:: Task instructions ::
Output the entries word for word. Omit images.

##############################

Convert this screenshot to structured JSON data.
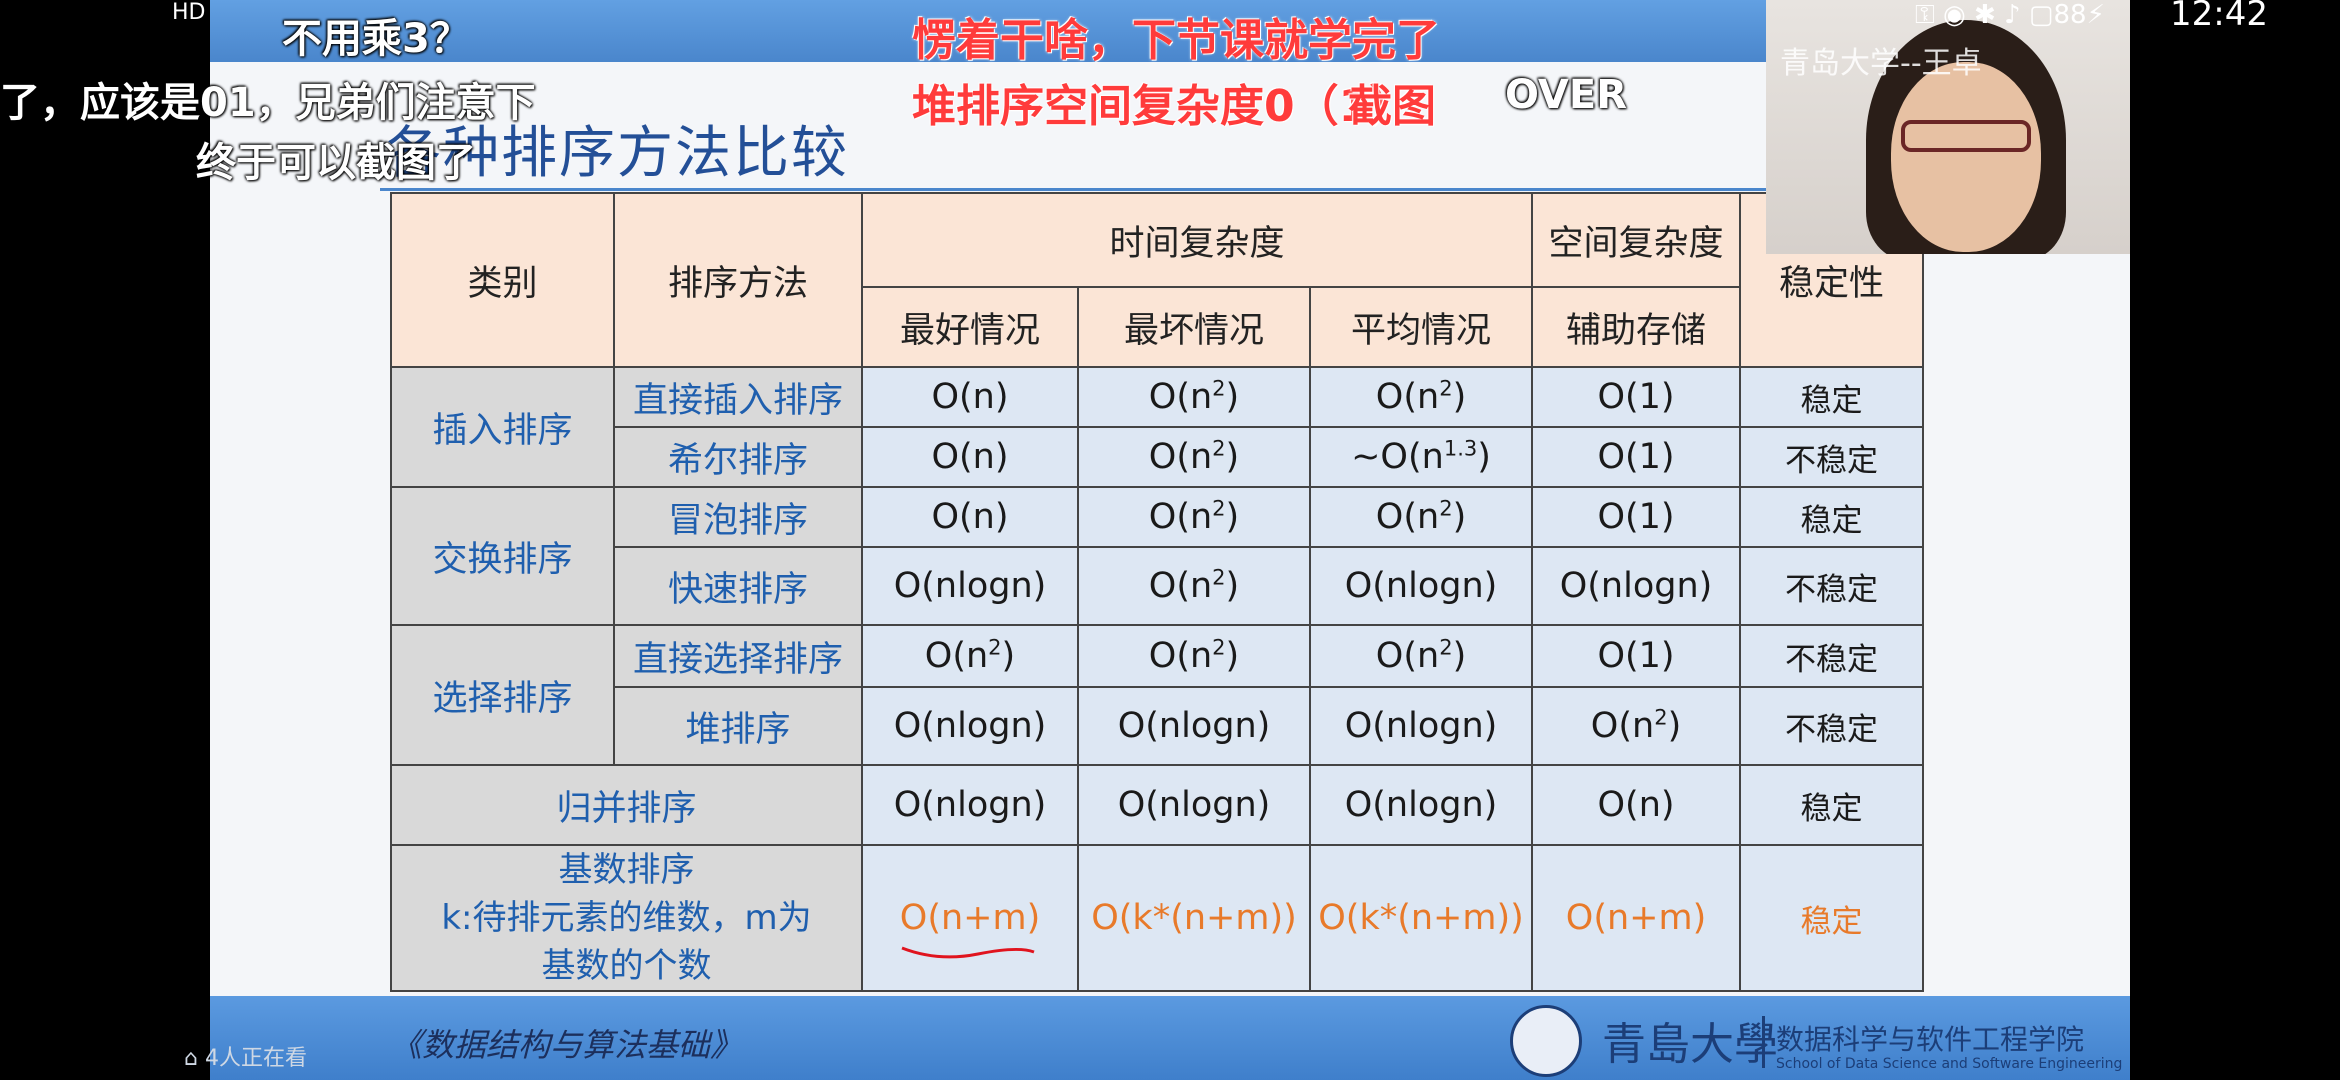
{
  "status_bar": {
    "left_text": "HD 2",
    "time": "12:42",
    "battery": "88"
  },
  "slide": {
    "title": "各种排序方法比较",
    "table": {
      "header": {
        "category": "类别",
        "method": "排序方法",
        "time": "时间复杂度",
        "space": "空间复杂度",
        "stability": "稳定性",
        "best": "最好情况",
        "worst": "最坏情况",
        "avg": "平均情况",
        "aux": "辅助存储"
      },
      "groups": {
        "insertion": "插入排序",
        "exchange": "交换排序",
        "selection": "选择排序"
      },
      "rows": [
        {
          "method": "直接插入排序",
          "best": "O(n)",
          "worst_base": "O(n",
          "worst_sup": "2",
          "worst_end": ")",
          "avg_base": "O(n",
          "avg_sup": "2",
          "avg_end": ")",
          "aux": "O(1)",
          "stability": "稳定"
        },
        {
          "method": "希尔排序",
          "best": "O(n)",
          "worst_base": "O(n",
          "worst_sup": "2",
          "worst_end": ")",
          "avg_base": "~O(n",
          "avg_sup": "1.3",
          "avg_end": ")",
          "aux": "O(1)",
          "stability": "不稳定"
        },
        {
          "method": "冒泡排序",
          "best": "O(n)",
          "worst_base": "O(n",
          "worst_sup": "2",
          "worst_end": ")",
          "avg_base": "O(n",
          "avg_sup": "2",
          "avg_end": ")",
          "aux": "O(1)",
          "stability": "稳定"
        },
        {
          "method": "快速排序",
          "best": "O(nlogn)",
          "worst_base": "O(n",
          "worst_sup": "2",
          "worst_end": ")",
          "avg": "O(nlogn)",
          "aux": "O(nlogn)",
          "stability": "不稳定"
        },
        {
          "method": "直接选择排序",
          "best_base": "O(n",
          "best_sup": "2",
          "best_end": ")",
          "worst_base": "O(n",
          "worst_sup": "2",
          "worst_end": ")",
          "avg_base": "O(n",
          "avg_sup": "2",
          "avg_end": ")",
          "aux": "O(1)",
          "stability": "不稳定"
        },
        {
          "method": "堆排序",
          "best": "O(nlogn)",
          "worst": "O(nlogn)",
          "avg": "O(nlogn)",
          "aux_base": "O(n",
          "aux_sup": "2",
          "aux_end": ")",
          "stability": "不稳定"
        },
        {
          "method": "归并排序",
          "best": "O(nlogn)",
          "worst": "O(nlogn)",
          "avg": "O(nlogn)",
          "aux": "O(n)",
          "stability": "稳定"
        },
        {
          "method_line1": "基数排序",
          "method_line2": "k:待排元素的维数，m为",
          "method_line3": "基数的个数",
          "best": "O(n+m)",
          "worst": "O(k*(n+m))",
          "avg": "O(k*(n+m))",
          "aux": "O(n+m)",
          "stability": "稳定"
        }
      ]
    },
    "footer": {
      "course": "《数据结构与算法基础》",
      "university": "青島大學",
      "school_cn": "数据科学与软件工程学院",
      "school_en": "School of Data Science and Software Engineering"
    },
    "viewers": "4人正在看"
  },
  "webcam": {
    "label": "青岛大学--王卓"
  },
  "danmaku": [
    {
      "text": "不用乘3？",
      "style": "white"
    },
    {
      "text": "了，应该是01，兄弟们注意下",
      "style": "white"
    },
    {
      "text": "终于可以截图了",
      "style": "white"
    },
    {
      "text": "愣着干啥，下节课就学完了",
      "style": "red"
    },
    {
      "text": "堆排序空间复杂度0（1）",
      "style": "red"
    },
    {
      "text": "截图",
      "style": "red"
    },
    {
      "text": "OVER",
      "style": "white"
    }
  ],
  "colors": {
    "slide_blue": "#4a86cc",
    "header_bg": "#fbe5d6",
    "cell_bg": "#dde7f3",
    "method_bg": "#d9d9d9",
    "highlight": "#e87a2a"
  }
}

##############################

:: The answer ::
Convert this screenshot to structured JSON data.
{
  "status_bar": {
    "left_text": "HD 2",
    "time": "12:42",
    "battery": "88"
  },
  "slide": {
    "title": "各种排序方法比较",
    "table": {
      "header": {
        "category": "类别",
        "method": "排序方法",
        "time": "时间复杂度",
        "space": "空间复杂度",
        "stability": "稳定性",
        "best": "最好情况",
        "worst": "最坏情况",
        "avg": "平均情况",
        "aux": "辅助存储"
      },
      "groups": {
        "insertion": "插入排序",
        "exchange": "交换排序",
        "selection": "选择排序"
      },
      "rows": [
        {
          "method": "直接插入排序",
          "best": "O(n)",
          "worst_base": "O(n",
          "worst_sup": "2",
          "worst_end": ")",
          "avg_base": "O(n",
          "avg_sup": "2",
          "avg_end": ")",
          "aux": "O(1)",
          "stability": "稳定"
        },
        {
          "method": "希尔排序",
          "best": "O(n)",
          "worst_base": "O(n",
          "worst_sup": "2",
          "worst_end": ")",
          "avg_base": "~O(n",
          "avg_sup": "1.3",
          "avg_end": ")",
          "aux": "O(1)",
          "stability": "不稳定"
        },
        {
          "method": "冒泡排序",
          "best": "O(n)",
          "worst_base": "O(n",
          "worst_sup": "2",
          "worst_end": ")",
          "avg_base": "O(n",
          "avg_sup": "2",
          "avg_end": ")",
          "aux": "O(1)",
          "stability": "稳定"
        },
        {
          "method": "快速排序",
          "best": "O(nlogn)",
          "worst_base": "O(n",
          "worst_sup": "2",
          "worst_end": ")",
          "avg": "O(nlogn)",
          "aux": "O(nlogn)",
          "stability": "不稳定"
        },
        {
          "method": "直接选择排序",
          "best_base": "O(n",
          "best_sup": "2",
          "best_end": ")",
          "worst_base": "O(n",
          "worst_sup": "2",
          "worst_end": ")",
          "avg_base": "O(n",
          "avg_sup": "2",
          "avg_end": ")",
          "aux": "O(1)",
          "stability": "不稳定"
        },
        {
          "method": "堆排序",
          "best": "O(nlogn)",
          "worst": "O(nlogn)",
          "avg": "O(nlogn)",
          "aux_base": "O(n",
          "aux_sup": "2",
          "aux_end": ")",
          "stability": "不稳定"
        },
        {
          "method": "归并排序",
          "best": "O(nlogn)",
          "worst": "O(nlogn)",
          "avg": "O(nlogn)",
          "aux": "O(n)",
          "stability": "稳定"
        },
        {
          "method_line1": "基数排序",
          "method_line2": "k:待排元素的维数，m为",
          "method_line3": "基数的个数",
          "best": "O(n+m)",
          "worst": "O(k*(n+m))",
          "avg": "O(k*(n+m))",
          "aux": "O(n+m)",
          "stability": "稳定"
        }
      ]
    },
    "footer": {
      "course": "《数据结构与算法基础》",
      "university": "青島大學",
      "school_cn": "数据科学与软件工程学院",
      "school_en": "School of Data Science and Software Engineering"
    },
    "viewers": "4人正在看"
  },
  "webcam": {
    "label": "青岛大学--王卓"
  },
  "danmaku": [
    {
      "text": "不用乘3？",
      "style": "white"
    },
    {
      "text": "了，应该是01，兄弟们注意下",
      "style": "white"
    },
    {
      "text": "终于可以截图了",
      "style": "white"
    },
    {
      "text": "愣着干啥，下节课就学完了",
      "style": "red"
    },
    {
      "text": "堆排序空间复杂度0（1）",
      "style": "red"
    },
    {
      "text": "截图",
      "style": "red"
    },
    {
      "text": "OVER",
      "style": "white"
    }
  ],
  "colors": {
    "slide_blue": "#4a86cc",
    "header_bg": "#fbe5d6",
    "cell_bg": "#dde7f3",
    "method_bg": "#d9d9d9",
    "highlight": "#e87a2a"
  }
}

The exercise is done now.